[Items from a dataset]
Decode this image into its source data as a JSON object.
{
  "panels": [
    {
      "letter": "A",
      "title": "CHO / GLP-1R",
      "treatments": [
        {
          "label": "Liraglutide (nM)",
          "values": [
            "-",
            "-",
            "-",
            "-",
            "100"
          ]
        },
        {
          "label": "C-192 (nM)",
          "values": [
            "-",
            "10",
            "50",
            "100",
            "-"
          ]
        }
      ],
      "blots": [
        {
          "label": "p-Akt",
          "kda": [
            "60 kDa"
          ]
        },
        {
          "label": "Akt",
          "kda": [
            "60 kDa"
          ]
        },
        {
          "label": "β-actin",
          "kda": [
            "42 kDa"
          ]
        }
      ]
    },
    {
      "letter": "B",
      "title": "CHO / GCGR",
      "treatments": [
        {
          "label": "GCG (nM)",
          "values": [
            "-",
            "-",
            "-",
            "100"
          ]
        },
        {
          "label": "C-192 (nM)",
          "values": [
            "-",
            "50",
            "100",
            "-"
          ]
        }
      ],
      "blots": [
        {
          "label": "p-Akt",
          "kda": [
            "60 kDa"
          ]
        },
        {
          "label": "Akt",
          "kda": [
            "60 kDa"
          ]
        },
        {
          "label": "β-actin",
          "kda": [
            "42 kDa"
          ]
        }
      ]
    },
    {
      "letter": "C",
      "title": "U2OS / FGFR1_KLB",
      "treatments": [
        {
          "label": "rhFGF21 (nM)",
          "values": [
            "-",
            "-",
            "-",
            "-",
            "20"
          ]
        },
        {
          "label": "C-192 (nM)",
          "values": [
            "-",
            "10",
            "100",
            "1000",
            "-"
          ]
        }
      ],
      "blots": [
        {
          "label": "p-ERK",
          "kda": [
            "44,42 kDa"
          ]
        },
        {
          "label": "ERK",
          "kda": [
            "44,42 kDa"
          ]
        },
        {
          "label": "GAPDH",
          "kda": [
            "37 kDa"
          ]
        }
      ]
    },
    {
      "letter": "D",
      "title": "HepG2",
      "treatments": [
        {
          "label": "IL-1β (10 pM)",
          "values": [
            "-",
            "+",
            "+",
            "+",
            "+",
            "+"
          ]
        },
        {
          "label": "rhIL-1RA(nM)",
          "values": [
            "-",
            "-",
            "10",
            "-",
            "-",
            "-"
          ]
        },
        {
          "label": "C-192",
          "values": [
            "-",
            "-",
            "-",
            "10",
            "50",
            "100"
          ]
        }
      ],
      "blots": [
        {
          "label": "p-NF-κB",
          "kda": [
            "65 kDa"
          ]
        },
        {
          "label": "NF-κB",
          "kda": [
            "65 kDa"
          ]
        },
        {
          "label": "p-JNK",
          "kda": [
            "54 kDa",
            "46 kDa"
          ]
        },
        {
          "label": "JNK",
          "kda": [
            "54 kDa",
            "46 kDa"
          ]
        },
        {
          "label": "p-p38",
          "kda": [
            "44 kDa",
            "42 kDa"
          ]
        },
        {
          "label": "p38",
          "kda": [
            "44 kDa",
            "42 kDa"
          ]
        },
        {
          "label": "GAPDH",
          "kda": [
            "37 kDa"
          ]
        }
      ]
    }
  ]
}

*Given instruction:* Of the lines in the records, how many contain the word "title"? Answer with the number and nothing else.

*Solved exercise:* 4